■ What is needed
Write out the items exactly as they appear, from the first line up to and including the line that contains "comarca-label: 23,7% (261, 1917, 326, 1943)".

■ Record extracts
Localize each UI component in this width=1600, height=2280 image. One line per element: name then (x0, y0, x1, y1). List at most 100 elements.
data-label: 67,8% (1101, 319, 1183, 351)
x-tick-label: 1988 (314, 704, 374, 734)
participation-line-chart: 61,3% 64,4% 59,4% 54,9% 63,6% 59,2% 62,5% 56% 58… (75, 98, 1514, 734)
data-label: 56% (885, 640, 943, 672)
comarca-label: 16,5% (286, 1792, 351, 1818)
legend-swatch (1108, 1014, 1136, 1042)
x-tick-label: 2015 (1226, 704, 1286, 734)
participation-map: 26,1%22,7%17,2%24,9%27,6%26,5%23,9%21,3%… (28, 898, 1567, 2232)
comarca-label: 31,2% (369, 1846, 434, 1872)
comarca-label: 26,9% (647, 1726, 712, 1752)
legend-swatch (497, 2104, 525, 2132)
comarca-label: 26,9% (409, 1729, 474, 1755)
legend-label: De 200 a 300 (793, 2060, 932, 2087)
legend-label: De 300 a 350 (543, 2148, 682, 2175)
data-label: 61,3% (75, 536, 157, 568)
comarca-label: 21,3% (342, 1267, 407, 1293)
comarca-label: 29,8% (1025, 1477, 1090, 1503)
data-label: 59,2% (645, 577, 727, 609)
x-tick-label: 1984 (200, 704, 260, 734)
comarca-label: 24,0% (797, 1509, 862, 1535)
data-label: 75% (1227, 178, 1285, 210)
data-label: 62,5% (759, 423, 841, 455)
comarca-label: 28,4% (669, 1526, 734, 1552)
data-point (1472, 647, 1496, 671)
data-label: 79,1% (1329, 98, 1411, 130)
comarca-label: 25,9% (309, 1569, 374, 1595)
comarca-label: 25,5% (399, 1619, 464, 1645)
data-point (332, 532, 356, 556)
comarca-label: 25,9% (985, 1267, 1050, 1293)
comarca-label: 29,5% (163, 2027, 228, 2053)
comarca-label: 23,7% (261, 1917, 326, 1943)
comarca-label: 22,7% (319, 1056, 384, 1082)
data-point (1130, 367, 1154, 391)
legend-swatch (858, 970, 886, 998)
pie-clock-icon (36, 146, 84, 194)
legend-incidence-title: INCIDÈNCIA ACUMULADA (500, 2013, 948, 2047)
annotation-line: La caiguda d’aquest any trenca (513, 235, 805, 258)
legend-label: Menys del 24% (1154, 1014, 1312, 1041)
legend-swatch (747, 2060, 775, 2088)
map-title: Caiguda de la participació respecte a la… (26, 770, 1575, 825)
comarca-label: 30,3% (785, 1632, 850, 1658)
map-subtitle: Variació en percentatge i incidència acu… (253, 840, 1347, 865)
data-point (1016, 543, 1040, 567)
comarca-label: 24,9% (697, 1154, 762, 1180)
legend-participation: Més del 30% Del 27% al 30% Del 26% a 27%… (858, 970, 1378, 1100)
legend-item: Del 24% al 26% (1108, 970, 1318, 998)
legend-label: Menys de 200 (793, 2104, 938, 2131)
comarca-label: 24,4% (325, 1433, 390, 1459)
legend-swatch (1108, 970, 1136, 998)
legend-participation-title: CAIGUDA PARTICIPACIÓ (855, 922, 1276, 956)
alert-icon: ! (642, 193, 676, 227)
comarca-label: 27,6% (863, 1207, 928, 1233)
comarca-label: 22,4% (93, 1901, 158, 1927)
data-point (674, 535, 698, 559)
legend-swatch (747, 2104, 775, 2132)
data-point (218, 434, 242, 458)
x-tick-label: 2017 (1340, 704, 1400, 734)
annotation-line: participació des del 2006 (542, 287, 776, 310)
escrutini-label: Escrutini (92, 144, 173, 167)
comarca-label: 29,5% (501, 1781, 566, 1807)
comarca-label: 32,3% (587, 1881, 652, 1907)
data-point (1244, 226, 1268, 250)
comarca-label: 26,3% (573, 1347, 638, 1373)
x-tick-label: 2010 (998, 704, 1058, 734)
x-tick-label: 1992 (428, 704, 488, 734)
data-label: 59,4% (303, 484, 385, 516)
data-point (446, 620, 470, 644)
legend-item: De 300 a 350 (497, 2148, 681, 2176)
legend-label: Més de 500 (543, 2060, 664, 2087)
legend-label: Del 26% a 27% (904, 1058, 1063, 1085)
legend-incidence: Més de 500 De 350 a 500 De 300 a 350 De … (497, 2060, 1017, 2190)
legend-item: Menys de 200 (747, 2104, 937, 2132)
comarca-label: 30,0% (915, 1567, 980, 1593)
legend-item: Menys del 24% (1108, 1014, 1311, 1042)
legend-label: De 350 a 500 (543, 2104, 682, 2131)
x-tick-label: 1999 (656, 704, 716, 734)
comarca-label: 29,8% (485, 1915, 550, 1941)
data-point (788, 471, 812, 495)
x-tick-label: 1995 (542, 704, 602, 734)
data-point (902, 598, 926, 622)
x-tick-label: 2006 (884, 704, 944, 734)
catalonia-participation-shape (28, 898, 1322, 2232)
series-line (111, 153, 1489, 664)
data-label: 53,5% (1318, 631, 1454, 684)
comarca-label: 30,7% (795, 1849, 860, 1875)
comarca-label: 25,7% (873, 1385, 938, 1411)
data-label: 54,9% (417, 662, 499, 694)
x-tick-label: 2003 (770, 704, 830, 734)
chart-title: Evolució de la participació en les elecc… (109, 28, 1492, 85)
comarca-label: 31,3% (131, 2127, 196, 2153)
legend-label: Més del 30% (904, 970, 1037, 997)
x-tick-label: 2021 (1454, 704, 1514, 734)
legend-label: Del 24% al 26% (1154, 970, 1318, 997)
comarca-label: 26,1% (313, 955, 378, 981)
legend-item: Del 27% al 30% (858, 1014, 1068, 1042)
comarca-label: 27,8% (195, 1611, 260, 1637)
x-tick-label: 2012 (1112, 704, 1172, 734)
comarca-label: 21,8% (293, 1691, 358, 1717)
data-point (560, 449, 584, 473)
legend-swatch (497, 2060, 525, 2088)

■ Reply to the task
Localize each UI component in this width=1600, height=2280 image. One line per element: name then (x0, y0, x1, y1). List at most 100 elements.
data-label: 67,8% (1101, 319, 1183, 351)
x-tick-label: 1988 (314, 704, 374, 734)
participation-line-chart: 61,3% 64,4% 59,4% 54,9% 63,6% 59,2% 62,5% 56% 58… (75, 98, 1514, 734)
data-label: 56% (885, 640, 943, 672)
comarca-label: 16,5% (286, 1792, 351, 1818)
legend-swatch (1108, 1014, 1136, 1042)
x-tick-label: 2015 (1226, 704, 1286, 734)
participation-map: 26,1%22,7%17,2%24,9%27,6%26,5%23,9%21,3%… (28, 898, 1567, 2232)
comarca-label: 31,2% (369, 1846, 434, 1872)
comarca-label: 26,9% (647, 1726, 712, 1752)
legend-swatch (497, 2104, 525, 2132)
comarca-label: 26,9% (409, 1729, 474, 1755)
legend-label: De 200 a 300 (793, 2060, 932, 2087)
legend-label: De 300 a 350 (543, 2148, 682, 2175)
data-label: 61,3% (75, 536, 157, 568)
comarca-label: 21,3% (342, 1267, 407, 1293)
comarca-label: 29,8% (1025, 1477, 1090, 1503)
data-label: 59,2% (645, 577, 727, 609)
x-tick-label: 1984 (200, 704, 260, 734)
comarca-label: 24,0% (797, 1509, 862, 1535)
data-label: 75% (1227, 178, 1285, 210)
data-label: 62,5% (759, 423, 841, 455)
comarca-label: 28,4% (669, 1526, 734, 1552)
data-point (1472, 647, 1496, 671)
data-label: 79,1% (1329, 98, 1411, 130)
comarca-label: 25,9% (309, 1569, 374, 1595)
comarca-label: 25,5% (399, 1619, 464, 1645)
data-point (332, 532, 356, 556)
comarca-label: 25,9% (985, 1267, 1050, 1293)
comarca-label: 29,5% (163, 2027, 228, 2053)
comarca-label: 23,7% (261, 1917, 326, 1943)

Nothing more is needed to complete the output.